> _Work to do_
Using the listing below, select the lines with the word "Funzionario" and copy them.

[Collected data entries]
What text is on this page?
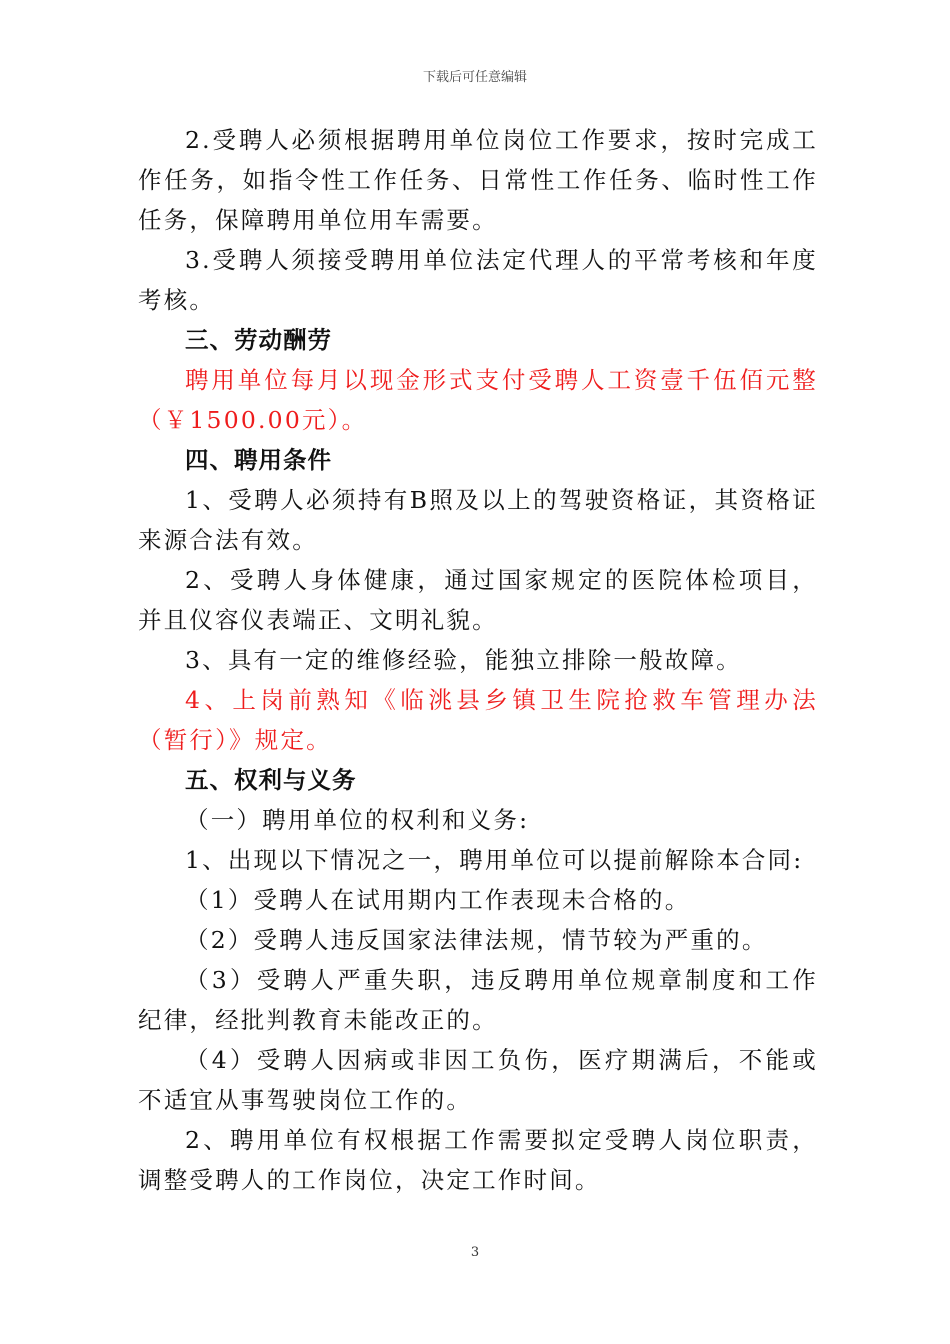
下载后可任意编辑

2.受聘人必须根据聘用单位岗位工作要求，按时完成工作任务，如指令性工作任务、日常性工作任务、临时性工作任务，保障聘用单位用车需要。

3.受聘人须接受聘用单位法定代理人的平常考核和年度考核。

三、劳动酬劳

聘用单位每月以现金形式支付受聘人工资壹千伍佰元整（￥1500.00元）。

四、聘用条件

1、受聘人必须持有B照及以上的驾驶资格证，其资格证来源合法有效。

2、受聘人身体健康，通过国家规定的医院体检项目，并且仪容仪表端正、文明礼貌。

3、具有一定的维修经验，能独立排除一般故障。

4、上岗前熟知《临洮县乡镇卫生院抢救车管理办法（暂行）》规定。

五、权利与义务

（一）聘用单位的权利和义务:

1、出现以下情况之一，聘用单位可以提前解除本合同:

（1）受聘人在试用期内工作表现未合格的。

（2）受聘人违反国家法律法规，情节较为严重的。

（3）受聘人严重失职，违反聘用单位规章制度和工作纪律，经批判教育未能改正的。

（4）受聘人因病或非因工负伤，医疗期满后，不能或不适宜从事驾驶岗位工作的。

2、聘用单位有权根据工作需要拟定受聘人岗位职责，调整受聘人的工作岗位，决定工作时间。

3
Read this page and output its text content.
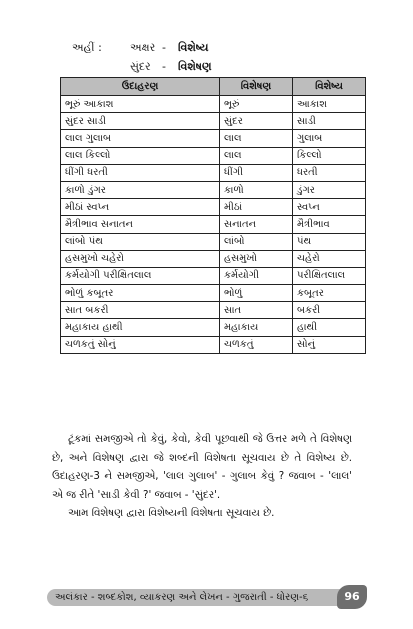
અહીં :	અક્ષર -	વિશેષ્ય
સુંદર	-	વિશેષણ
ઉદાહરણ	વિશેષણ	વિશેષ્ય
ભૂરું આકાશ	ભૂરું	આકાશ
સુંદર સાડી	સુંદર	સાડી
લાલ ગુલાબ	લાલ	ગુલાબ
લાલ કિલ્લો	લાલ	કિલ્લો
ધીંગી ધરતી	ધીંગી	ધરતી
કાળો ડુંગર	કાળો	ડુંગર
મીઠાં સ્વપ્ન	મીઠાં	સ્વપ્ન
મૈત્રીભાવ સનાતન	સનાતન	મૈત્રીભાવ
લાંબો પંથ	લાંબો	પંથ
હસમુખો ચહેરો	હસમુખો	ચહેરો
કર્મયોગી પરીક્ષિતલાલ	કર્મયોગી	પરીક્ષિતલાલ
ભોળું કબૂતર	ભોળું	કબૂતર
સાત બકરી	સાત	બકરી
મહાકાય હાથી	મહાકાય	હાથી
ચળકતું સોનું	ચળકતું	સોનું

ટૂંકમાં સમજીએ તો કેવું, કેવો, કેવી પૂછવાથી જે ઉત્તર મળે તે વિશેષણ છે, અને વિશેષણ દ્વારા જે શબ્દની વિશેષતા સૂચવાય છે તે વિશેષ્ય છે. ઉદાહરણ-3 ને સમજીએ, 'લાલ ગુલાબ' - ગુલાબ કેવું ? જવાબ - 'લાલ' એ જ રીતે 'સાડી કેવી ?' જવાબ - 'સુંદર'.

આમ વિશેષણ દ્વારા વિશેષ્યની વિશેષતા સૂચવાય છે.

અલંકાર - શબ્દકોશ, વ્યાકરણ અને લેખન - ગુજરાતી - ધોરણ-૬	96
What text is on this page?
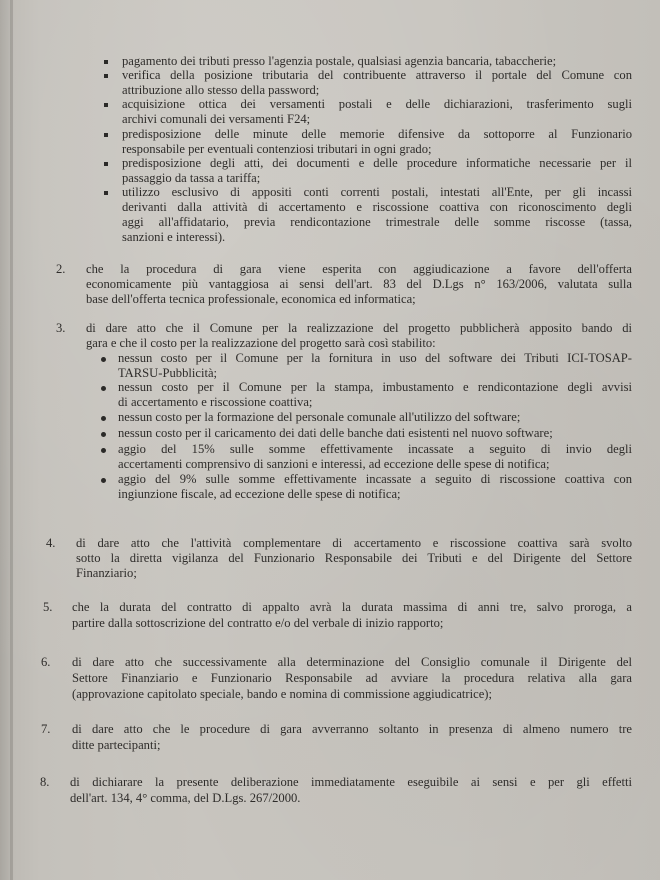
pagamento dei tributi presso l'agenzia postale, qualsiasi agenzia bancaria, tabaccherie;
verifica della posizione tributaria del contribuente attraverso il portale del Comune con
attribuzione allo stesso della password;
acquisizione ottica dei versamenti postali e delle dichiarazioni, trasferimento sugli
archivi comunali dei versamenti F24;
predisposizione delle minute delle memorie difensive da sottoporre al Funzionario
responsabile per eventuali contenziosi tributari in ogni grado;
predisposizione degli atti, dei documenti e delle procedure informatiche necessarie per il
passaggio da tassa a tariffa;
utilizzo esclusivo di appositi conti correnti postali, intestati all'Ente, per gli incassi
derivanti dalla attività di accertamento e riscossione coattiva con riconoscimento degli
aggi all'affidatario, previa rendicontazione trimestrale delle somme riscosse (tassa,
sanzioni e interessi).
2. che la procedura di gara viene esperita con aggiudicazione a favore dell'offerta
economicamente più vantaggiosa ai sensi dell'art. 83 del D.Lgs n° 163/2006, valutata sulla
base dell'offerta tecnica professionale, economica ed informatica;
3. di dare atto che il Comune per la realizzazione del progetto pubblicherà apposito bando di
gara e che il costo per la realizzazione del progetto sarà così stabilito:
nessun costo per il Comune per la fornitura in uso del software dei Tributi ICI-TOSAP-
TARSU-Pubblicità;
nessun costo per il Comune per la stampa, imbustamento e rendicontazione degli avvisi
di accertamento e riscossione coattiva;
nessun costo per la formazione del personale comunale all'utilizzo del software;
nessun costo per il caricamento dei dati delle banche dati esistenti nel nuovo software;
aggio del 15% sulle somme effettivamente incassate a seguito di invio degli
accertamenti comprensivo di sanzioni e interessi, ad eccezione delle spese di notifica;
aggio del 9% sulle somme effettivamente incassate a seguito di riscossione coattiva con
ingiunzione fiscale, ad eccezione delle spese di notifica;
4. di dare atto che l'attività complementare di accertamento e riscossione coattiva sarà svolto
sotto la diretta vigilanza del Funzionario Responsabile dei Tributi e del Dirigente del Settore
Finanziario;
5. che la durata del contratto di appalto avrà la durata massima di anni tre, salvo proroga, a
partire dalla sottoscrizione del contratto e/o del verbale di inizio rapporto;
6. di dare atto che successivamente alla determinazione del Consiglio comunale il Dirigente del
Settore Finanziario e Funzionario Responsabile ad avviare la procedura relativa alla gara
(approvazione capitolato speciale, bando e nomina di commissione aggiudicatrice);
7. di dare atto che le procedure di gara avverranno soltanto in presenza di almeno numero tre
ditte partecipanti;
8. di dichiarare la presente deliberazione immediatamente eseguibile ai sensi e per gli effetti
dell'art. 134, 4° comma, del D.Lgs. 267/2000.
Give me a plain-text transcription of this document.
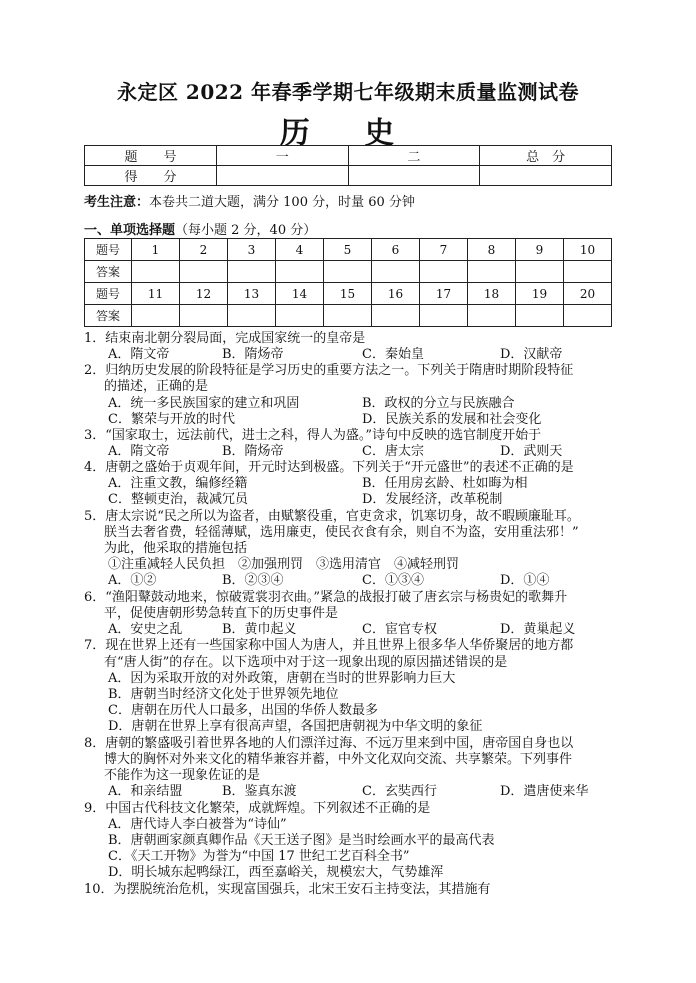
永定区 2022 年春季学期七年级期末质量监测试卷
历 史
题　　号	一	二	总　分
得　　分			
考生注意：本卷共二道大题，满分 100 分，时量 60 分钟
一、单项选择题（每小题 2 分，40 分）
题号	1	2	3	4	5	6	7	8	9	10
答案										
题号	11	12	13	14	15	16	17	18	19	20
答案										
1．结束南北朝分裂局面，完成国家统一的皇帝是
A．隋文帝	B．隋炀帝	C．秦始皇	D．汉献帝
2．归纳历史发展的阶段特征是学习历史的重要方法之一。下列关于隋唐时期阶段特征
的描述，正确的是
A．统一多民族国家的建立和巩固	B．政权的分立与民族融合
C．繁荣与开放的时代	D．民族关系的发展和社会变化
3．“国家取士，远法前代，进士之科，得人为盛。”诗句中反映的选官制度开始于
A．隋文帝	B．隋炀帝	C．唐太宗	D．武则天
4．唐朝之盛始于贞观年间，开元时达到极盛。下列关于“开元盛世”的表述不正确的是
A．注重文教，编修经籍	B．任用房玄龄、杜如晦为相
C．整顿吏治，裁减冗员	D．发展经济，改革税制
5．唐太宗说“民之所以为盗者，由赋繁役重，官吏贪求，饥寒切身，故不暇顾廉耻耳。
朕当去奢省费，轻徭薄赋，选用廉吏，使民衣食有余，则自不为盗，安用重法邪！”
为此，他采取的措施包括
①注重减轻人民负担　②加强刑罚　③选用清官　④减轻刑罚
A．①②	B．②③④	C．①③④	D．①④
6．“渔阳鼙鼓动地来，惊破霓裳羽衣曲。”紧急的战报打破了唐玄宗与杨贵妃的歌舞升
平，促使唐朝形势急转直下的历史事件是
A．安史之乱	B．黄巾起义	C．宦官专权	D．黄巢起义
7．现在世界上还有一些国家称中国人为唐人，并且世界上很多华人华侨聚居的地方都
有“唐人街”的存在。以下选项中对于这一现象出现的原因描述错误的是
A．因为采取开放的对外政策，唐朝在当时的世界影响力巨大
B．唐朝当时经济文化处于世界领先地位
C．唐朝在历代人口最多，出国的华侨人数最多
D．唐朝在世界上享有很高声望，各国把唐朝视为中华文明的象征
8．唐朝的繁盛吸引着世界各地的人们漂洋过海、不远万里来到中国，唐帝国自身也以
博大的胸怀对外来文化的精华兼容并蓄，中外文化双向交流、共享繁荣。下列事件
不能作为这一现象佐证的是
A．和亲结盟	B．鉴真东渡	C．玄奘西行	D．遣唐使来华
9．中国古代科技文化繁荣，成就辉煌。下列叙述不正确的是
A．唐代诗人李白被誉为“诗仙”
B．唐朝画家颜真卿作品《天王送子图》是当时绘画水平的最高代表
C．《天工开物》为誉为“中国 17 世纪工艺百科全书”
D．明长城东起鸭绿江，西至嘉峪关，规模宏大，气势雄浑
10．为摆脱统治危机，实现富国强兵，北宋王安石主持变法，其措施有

> _Solution below_
predisposizione delle minute delle memorie difensive da sottoporre al Funzionario
sotto la diretta vigilanza del Funzionario Responsabile dei Tributi e del Dirigente del Settore
Settore Finanziario e Funzionario Responsabile ad avviare la procedura relativa alla gara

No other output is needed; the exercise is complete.